▸ Exercise brief: Extract each line where the string "JSON" shows up.

▸ Data items:
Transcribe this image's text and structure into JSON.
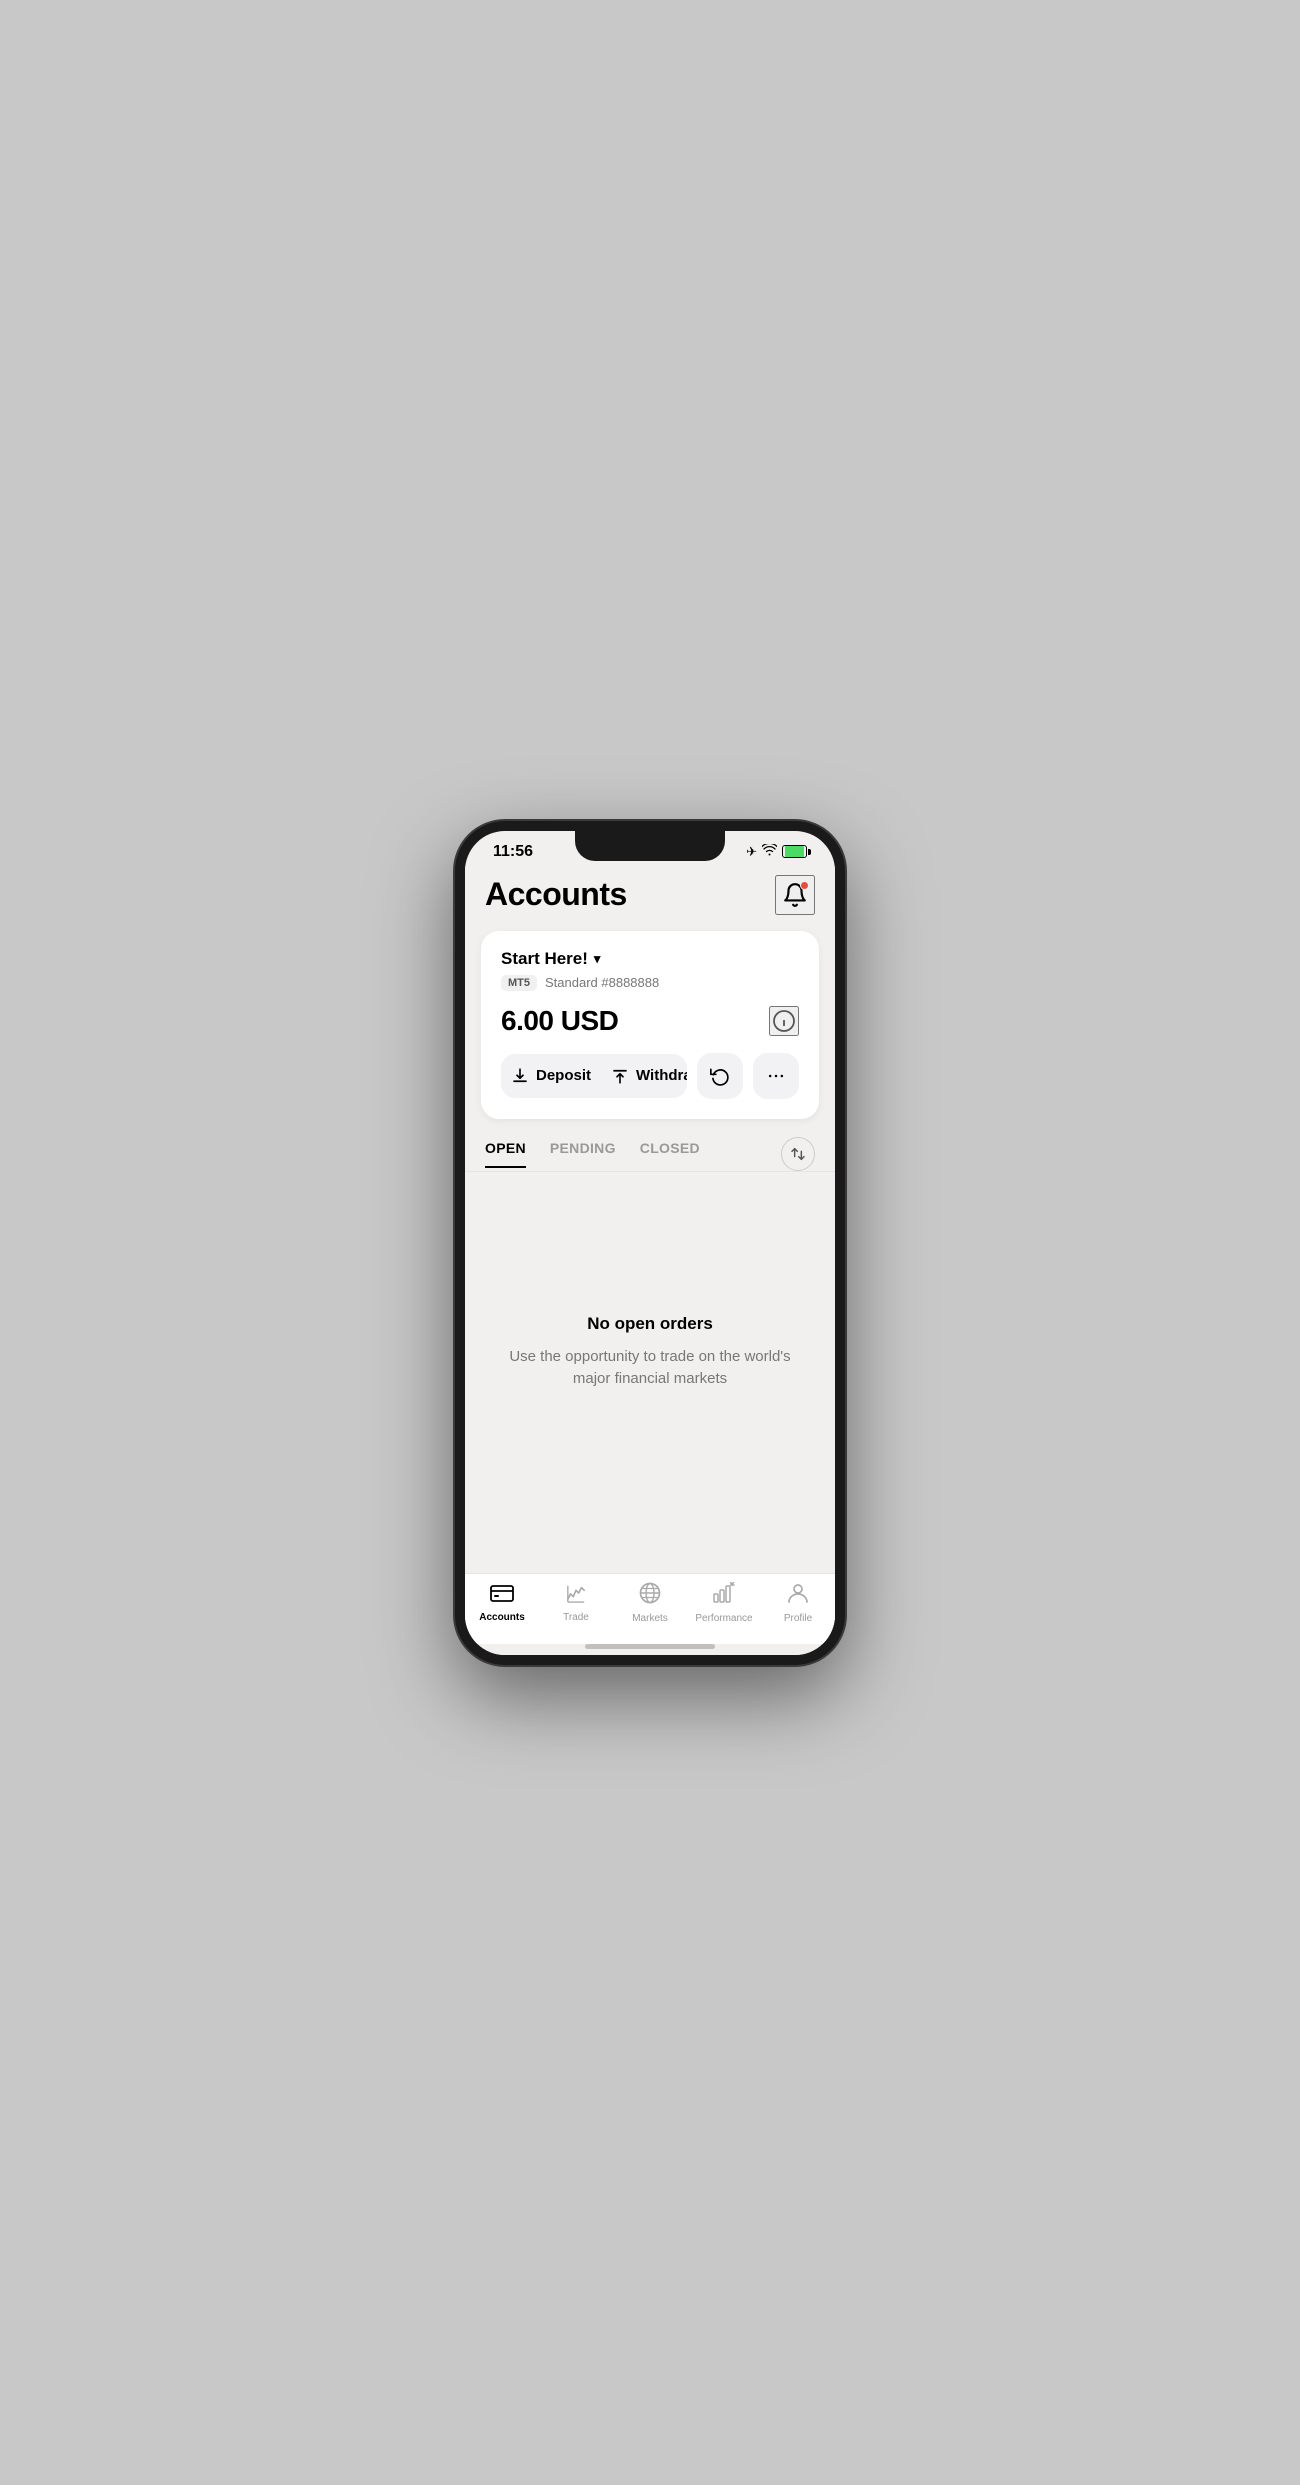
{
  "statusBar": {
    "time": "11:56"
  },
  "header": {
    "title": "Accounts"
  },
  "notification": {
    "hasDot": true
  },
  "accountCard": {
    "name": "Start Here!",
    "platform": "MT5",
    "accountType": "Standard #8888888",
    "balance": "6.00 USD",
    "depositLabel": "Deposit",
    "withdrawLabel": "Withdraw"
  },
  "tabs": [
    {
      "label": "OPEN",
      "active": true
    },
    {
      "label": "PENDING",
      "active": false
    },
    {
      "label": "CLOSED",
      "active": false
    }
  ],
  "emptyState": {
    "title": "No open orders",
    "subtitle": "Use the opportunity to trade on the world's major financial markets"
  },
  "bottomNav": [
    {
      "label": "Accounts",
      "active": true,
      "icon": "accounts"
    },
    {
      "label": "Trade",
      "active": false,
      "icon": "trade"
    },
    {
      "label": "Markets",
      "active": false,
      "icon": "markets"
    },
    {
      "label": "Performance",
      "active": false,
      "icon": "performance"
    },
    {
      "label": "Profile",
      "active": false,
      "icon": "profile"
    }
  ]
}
---
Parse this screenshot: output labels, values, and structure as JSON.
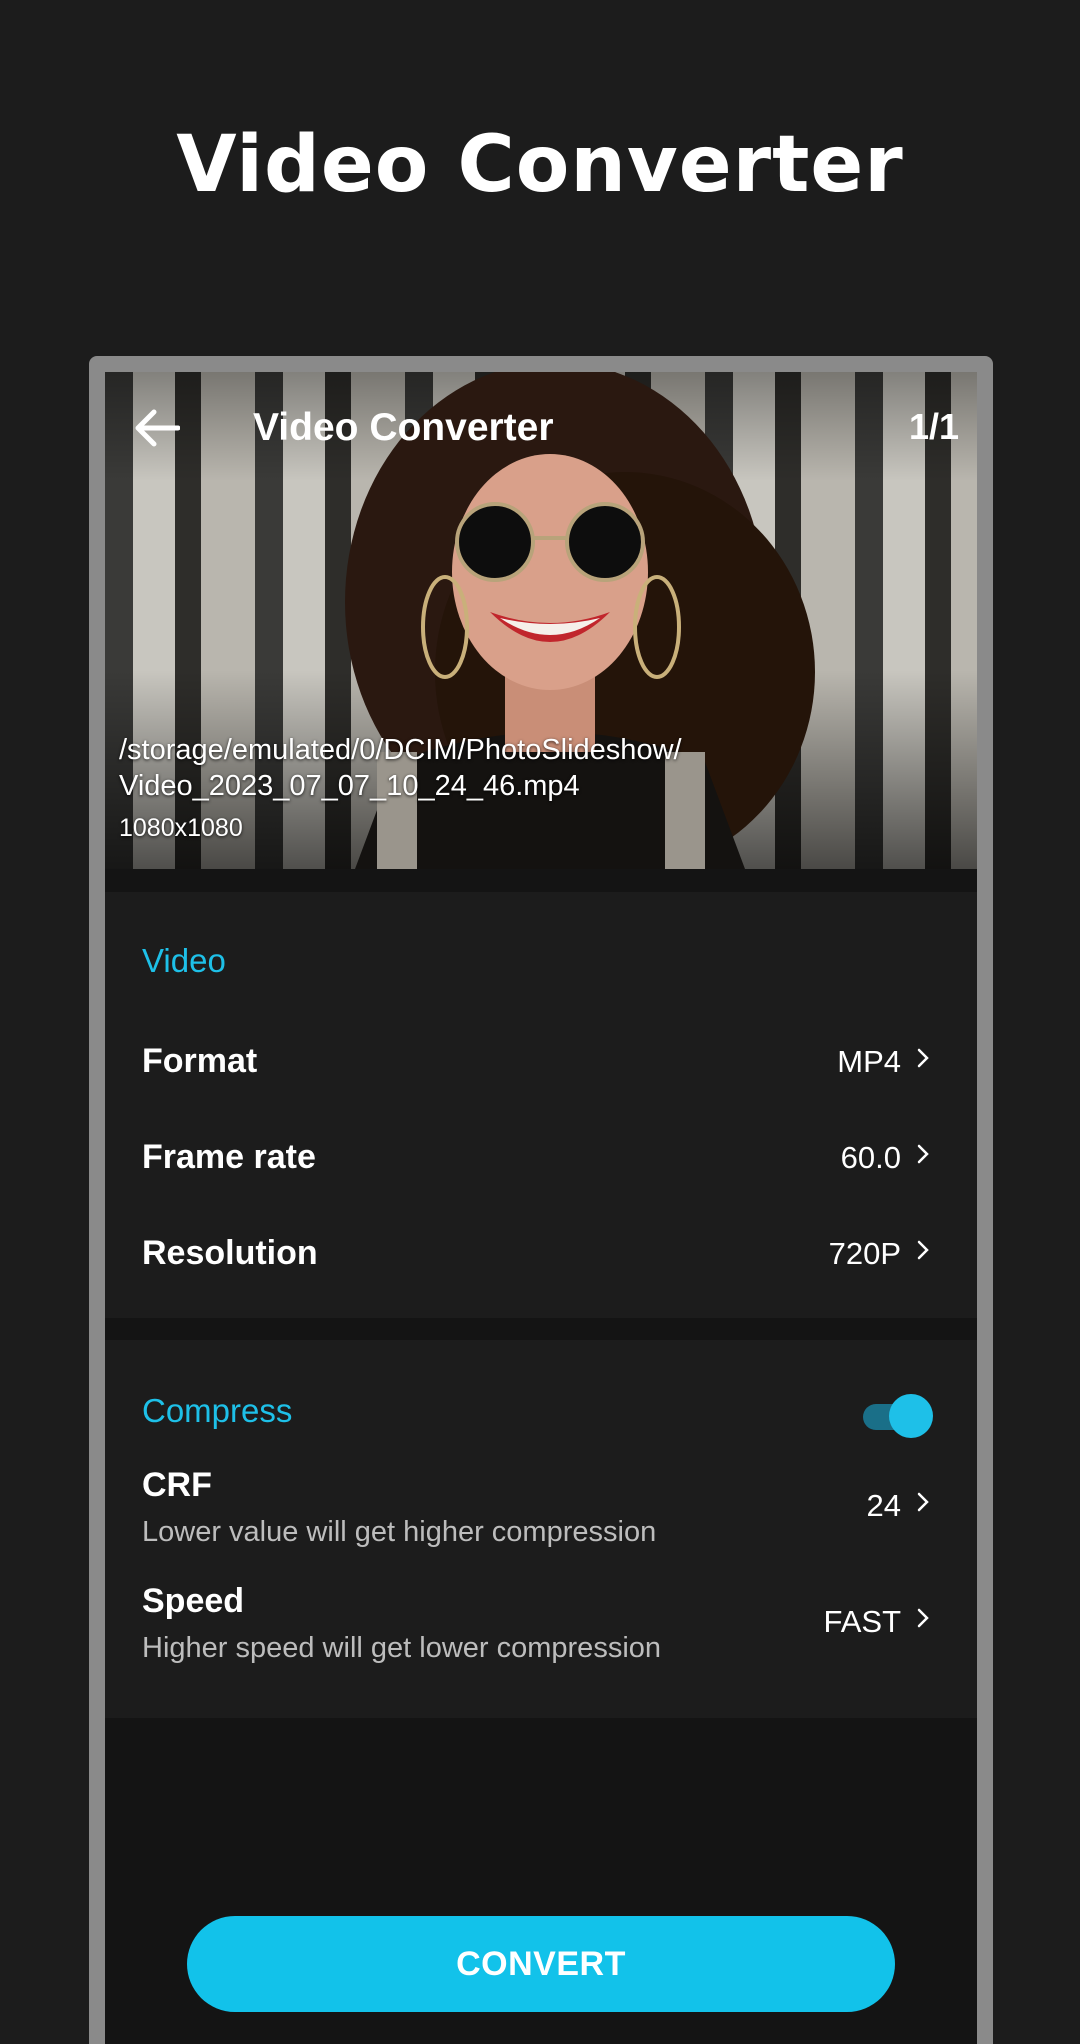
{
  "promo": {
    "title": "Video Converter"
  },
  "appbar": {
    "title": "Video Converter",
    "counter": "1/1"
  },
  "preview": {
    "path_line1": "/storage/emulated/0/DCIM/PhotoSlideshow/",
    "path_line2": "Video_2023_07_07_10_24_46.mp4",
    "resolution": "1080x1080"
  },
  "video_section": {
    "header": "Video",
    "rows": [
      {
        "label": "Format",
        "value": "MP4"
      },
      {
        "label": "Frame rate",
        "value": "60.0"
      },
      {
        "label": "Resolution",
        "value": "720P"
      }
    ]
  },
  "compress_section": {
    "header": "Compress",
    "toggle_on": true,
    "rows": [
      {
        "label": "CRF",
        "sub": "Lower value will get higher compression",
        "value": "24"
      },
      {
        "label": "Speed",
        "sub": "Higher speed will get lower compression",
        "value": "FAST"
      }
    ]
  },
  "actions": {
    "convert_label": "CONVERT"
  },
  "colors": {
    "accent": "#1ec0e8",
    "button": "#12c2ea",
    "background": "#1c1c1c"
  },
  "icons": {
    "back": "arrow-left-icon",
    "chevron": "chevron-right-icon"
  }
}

▸ Complete response:
Transcribe this image's text and structure into JSON.
Parse this screenshot: output labels, values, and structure as JSON.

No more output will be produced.